● **Problem details**: Reproduce each line of the listing exactly.

(Stored records)

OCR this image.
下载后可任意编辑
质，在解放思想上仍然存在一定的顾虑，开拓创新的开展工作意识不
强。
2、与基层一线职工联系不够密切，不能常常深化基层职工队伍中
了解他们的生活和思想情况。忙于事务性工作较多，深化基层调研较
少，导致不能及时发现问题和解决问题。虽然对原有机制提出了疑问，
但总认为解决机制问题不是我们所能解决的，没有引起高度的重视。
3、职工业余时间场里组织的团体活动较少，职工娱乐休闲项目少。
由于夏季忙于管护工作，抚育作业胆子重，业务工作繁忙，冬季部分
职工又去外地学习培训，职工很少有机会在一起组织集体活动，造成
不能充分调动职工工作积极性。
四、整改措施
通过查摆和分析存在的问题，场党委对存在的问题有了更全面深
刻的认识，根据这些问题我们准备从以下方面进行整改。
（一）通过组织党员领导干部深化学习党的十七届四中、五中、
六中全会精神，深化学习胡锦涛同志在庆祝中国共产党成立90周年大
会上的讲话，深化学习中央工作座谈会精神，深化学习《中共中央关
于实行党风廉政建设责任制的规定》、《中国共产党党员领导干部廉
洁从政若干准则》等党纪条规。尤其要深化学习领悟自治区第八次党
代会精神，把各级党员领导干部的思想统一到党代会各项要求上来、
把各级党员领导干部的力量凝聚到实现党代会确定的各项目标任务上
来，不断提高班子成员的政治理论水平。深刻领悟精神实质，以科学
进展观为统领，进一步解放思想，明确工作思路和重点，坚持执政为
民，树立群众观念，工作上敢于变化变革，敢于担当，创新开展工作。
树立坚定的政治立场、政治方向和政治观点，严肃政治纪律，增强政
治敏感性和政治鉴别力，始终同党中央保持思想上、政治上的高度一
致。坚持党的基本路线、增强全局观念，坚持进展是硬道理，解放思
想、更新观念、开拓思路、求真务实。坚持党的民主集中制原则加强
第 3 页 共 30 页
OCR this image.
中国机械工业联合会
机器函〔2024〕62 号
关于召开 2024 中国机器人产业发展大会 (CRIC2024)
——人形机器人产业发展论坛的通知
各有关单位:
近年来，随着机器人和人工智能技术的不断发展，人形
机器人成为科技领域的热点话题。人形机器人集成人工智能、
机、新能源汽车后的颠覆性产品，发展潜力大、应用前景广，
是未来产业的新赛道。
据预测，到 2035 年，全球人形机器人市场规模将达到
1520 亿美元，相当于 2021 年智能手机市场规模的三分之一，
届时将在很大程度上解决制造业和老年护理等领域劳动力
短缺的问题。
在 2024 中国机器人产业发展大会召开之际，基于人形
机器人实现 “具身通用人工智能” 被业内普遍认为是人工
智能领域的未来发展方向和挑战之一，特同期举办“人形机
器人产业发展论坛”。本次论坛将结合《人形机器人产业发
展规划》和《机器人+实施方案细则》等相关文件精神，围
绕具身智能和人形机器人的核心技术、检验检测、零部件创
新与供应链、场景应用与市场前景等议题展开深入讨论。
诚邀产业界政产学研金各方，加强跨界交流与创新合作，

● **Exercise solution**:
OCR this image.
下载后可任意编辑
质，在解放思想上仍然存在一定的顾虑，开拓创新的开展工作意识不
强。
2、与基层一线职工联系不够密切，不能常常深化基层职工队伍中
了解他们的生活和思想情况。忙于事务性工作较多，深化基层调研较
少，导致不能及时发现问题和解决问题。虽然对原有机制提出了疑问，
但总认为解决机制问题不是我们所能解决的，没有引起高度的重视。
3、职工业余时间场里组织的团体活动较少，职工娱乐休闲项目少。
由于夏季忙于管护工作，抚育作业胆子重，业务工作繁忙，冬季部分
职工又去外地学习培训，职工很少有机会在一起组织集体活动，造成
不能充分调动职工工作积极性。
四、整改措施
通过查摆和分析存在的问题，场党委对存在的问题有了更全面深
刻的认识，根据这些问题我们准备从以下方面进行整改。
（一）通过组织党员领导干部深化学习党的十七届四中、五中、
六中全会精神，深化学习胡锦涛同志在庆祝中国共产党成立90周年大
会上的讲话，深化学习中央工作座谈会精神，深化学习《中共中央关
于实行党风廉政建设责任制的规定》、《中国共产党党员领导干部廉
洁从政若干准则》等党纪条规。尤其要深化学习领悟自治区第八次党
代会精神，把各级党员领导干部的思想统一到党代会各项要求上来、
把各级党员领导干部的力量凝聚到实现党代会确定的各项目标任务上
来，不断提高班子成员的政治理论水平。深刻领悟精神实质，以科学
进展观为统领，进一步解放思想，明确工作思路和重点，坚持执政为
民，树立群众观念，工作上敢于变化变革，敢于担当，创新开展工作。
树立坚定的政治立场、政治方向和政治观点，严肃政治纪律，增强政
治敏感性和政治鉴别力，始终同党中央保持思想上、政治上的高度一
致。坚持党的基本路线、增强全局观念，坚持进展是硬道理，解放思
想、更新观念、开拓思路、求真务实。坚持党的民主集中制原则加强
第 3 页 共 30 页
OCR this image.
中国机械工业联合会
机器函〔2024〕62 号
关于召开 2024 中国机器人产业发展大会 (CRIC2024)
——人形机器人产业发展论坛的通知
各有关单位:
近年来，随着机器人和人工智能技术的不断发展，人形
机器人成为科技领域的热点话题。人形机器人集成人工智能、
机、新能源汽车后的颠覆性产品，发展潜力大、应用前景广，
是未来产业的新赛道。
据预测，到 2035 年，全球人形机器人市场规模将达到
1520 亿美元，相当于 2021 年智能手机市场规模的三分之一，
届时将在很大程度上解决制造业和老年护理等领域劳动力
短缺的问题。
在 2024 中国机器人产业发展大会召开之际，基于人形
机器人实现 “具身通用人工智能” 被业内普遍认为是人工
智能领域的未来发展方向和挑战之一，特同期举办“人形机
器人产业发展论坛”。本次论坛将结合《人形机器人产业发
展规划》和《机器人+实施方案细则》等相关文件精神，围
绕具身智能和人形机器人的核心技术、检验检测、零部件创
新与供应链、场景应用与市场前景等议题展开深入讨论。
诚邀产业界政产学研金各方，加强跨界交流与创新合作，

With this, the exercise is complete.